*目指すこと*.
芥川龍之介『春』を紹介する文章を、最後の一文のあとから書き継いでもらえますか?

*本文抜粋*.
§ §
芥川龍之介『春』
芥川龍之介、未完の小品。
かねてより『猿』と揶揄していた男と、結婚すると言いだした妹。
姉は本意を知るべく、当の『猿』に会いに行く。
『妹は一体あなたのどこが良くて結婚するというのかしら?』
物語は、博物館の中を姉と猿が歩き周り、姉は情報を引き出そうとしながらも、
それが容易には出来ずににいるところで終わっている。
この物語は、当の筆者の体験談のように思えます。
芥川自身が結婚する前に、未来の妻の姉から値踏みされた経験があるのではないでしょうか?
そのことを、面白おかしく、時に皮肉に描いて見せている。
当時は、良家の子女は『縁談』で結婚するのが習わしだったことを鑑みれば、つまりは『春』という題名は、愛の季節、繁殖の季節、『恋愛』というものを意味している。
§ §
*保存済みデータ項目*.
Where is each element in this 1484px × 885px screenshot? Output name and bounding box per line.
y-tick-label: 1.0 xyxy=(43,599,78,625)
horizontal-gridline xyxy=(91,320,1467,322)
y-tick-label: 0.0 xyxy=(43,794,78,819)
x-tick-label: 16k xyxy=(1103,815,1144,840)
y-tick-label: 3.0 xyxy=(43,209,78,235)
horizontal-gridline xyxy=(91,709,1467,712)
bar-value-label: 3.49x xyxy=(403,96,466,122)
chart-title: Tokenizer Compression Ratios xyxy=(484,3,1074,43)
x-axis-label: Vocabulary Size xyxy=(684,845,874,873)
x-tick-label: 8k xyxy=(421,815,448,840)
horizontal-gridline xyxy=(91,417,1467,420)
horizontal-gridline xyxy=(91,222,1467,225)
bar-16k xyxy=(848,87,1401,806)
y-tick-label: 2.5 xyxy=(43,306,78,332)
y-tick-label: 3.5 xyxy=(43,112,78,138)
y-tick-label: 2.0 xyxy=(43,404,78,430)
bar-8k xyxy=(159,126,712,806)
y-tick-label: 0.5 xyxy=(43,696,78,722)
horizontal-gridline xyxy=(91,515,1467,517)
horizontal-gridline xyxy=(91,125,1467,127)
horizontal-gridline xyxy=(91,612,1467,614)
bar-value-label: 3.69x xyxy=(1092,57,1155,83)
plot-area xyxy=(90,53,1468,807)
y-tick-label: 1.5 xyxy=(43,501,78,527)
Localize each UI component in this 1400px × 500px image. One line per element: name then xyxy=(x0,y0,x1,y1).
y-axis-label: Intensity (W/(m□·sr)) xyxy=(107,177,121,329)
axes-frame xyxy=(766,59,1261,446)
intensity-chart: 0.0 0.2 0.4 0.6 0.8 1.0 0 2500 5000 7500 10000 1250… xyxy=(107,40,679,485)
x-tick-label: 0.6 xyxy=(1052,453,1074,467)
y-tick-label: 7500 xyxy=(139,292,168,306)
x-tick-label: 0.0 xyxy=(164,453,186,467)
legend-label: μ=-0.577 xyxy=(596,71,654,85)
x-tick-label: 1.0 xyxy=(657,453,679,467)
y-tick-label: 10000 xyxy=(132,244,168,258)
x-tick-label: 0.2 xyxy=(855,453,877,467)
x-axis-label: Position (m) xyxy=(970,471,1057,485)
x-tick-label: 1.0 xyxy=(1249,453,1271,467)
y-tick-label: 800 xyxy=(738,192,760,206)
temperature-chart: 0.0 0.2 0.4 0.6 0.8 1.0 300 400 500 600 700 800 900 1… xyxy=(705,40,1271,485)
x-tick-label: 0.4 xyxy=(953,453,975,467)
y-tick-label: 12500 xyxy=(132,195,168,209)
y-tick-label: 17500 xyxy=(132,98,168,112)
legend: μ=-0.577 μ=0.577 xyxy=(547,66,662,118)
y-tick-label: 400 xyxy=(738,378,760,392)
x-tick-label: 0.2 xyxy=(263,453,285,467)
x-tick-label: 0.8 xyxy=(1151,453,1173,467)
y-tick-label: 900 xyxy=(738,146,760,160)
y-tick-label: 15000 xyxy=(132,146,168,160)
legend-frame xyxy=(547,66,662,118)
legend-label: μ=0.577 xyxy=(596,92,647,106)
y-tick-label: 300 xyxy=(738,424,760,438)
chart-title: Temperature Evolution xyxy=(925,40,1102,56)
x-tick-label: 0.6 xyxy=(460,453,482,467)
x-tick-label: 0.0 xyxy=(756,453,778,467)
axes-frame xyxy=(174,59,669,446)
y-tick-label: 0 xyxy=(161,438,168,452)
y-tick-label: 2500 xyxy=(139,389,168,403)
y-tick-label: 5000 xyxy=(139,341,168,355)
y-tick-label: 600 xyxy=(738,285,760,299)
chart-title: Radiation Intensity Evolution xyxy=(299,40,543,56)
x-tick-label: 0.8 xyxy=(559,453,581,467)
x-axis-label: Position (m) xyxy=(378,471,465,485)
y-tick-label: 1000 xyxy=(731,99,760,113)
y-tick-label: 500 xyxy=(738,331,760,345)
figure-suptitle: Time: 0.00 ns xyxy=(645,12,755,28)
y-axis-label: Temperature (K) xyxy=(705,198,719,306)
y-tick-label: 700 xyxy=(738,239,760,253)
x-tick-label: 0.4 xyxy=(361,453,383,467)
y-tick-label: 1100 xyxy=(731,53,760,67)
§ §
*回答文*.
当時は、良家の子女は『縁談』で結婚するのが習わしだったことを鑑みれば、つまりは『春』という題名は、愛の季節、繁殖の季節、『恋愛』というものを意味している。
それも当人たちの視点ではなく、情緒を解さない姉の目線で描き、
『春』『恋の季節』の到来を、『摩訶不思議』なものとして、
浮き彫りにしているのではないでしょうか?
ちなみに未完のその続きですが、
『姉にはついぞ理解出来ずに、博物館の出口で猿と分かれる』
という結末が相応しいように思われます。
つまり、想像力のない人には、恋を理解することは難しいでしょうね。